● **Short task**
Provide the records once more, identical to the original.

Collection entries:
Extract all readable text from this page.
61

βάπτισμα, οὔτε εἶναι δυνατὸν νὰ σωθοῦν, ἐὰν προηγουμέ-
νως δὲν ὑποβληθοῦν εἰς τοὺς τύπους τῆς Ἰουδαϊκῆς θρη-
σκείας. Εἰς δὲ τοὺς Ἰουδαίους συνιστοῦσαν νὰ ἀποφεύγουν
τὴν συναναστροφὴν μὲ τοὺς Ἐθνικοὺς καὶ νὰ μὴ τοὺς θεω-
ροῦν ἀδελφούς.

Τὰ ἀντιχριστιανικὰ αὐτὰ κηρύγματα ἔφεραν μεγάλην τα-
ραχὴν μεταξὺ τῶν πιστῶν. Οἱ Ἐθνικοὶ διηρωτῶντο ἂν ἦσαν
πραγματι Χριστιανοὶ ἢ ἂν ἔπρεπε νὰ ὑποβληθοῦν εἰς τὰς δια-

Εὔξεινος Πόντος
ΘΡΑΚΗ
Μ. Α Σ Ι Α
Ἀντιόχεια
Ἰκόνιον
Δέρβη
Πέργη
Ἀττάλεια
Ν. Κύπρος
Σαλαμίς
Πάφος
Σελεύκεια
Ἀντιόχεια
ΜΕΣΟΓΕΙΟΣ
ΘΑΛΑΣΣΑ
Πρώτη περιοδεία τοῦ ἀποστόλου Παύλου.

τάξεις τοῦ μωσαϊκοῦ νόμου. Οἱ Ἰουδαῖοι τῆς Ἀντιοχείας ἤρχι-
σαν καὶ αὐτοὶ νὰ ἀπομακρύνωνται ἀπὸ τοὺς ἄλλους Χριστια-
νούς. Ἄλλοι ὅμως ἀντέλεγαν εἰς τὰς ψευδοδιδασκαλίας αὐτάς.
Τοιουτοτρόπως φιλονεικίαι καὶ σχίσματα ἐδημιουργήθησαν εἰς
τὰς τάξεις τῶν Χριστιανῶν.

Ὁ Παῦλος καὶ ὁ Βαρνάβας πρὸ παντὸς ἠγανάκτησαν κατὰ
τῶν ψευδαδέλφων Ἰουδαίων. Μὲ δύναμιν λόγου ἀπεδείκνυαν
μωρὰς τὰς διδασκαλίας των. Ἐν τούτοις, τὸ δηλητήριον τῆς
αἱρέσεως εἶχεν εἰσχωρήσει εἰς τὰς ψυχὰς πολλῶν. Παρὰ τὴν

● **The solution**
Extract all readable text from this page.
61

βάπτισμα, οὔτε εἶναι δυνατὸν νὰ σωθοῦν, ἐὰν προηγουμέ-
νως δὲν ὑποβληθοῦν εἰς τοὺς τύπους τῆς Ἰουδαϊκῆς θρη-
σκείας. Εἰς δὲ τοὺς Ἰουδαίους συνιστοῦσαν νὰ ἀποφεύγουν
τὴν συναναστροφὴν μὲ τοὺς Ἐθνικοὺς καὶ νὰ μὴ τοὺς θεω-
ροῦν ἀδελφούς.

Τὰ ἀντιχριστιανικὰ αὐτὰ κηρύγματα ἔφεραν μεγάλην τα-
ραχὴν μεταξὺ τῶν πιστῶν. Οἱ Ἐθνικοὶ διηρωτῶντο ἂν ἦσαν
πραγματι Χριστιανοὶ ἢ ἂν ἔπρεπε νὰ ὑποβληθοῦν εἰς τὰς δια-

Εὔξεινος Πόντος
ΘΡΑΚΗ
Μ. Α Σ Ι Α
Ἀντιόχεια
Ἰκόνιον
Δέρβη
Πέργη
Ἀττάλεια
Ν. Κύπρος
Σαλαμίς
Πάφος
Σελεύκεια
Ἀντιόχεια
ΜΕΣΟΓΕΙΟΣ
ΘΑΛΑΣΣΑ
Πρώτη περιοδεία τοῦ ἀποστόλου Παύλου.

τάξεις τοῦ μωσαϊκοῦ νόμου. Οἱ Ἰουδαῖοι τῆς Ἀντιοχείας ἤρχι-
σαν καὶ αὐτοὶ νὰ ἀπομακρύνωνται ἀπὸ τοὺς ἄλλους Χριστια-
νούς. Ἄλλοι ὅμως ἀντέλεγαν εἰς τὰς ψευδοδιδασκαλίας αὐτάς.
Τοιουτοτρόπως φιλονεικίαι καὶ σχίσματα ἐδημιουργήθησαν εἰς
τὰς τάξεις τῶν Χριστιανῶν.

Ὁ Παῦλος καὶ ὁ Βαρνάβας πρὸ παντὸς ἠγανάκτησαν κατὰ
τῶν ψευδαδέλφων Ἰουδαίων. Μὲ δύναμιν λόγου ἀπεδείκνυαν
μωρὰς τὰς διδασκαλίας των. Ἐν τούτοις, τὸ δηλητήριον τῆς
αἱρέσεως εἶχεν εἰσχωρήσει εἰς τὰς ψυχὰς πολλῶν. Παρὰ τὴν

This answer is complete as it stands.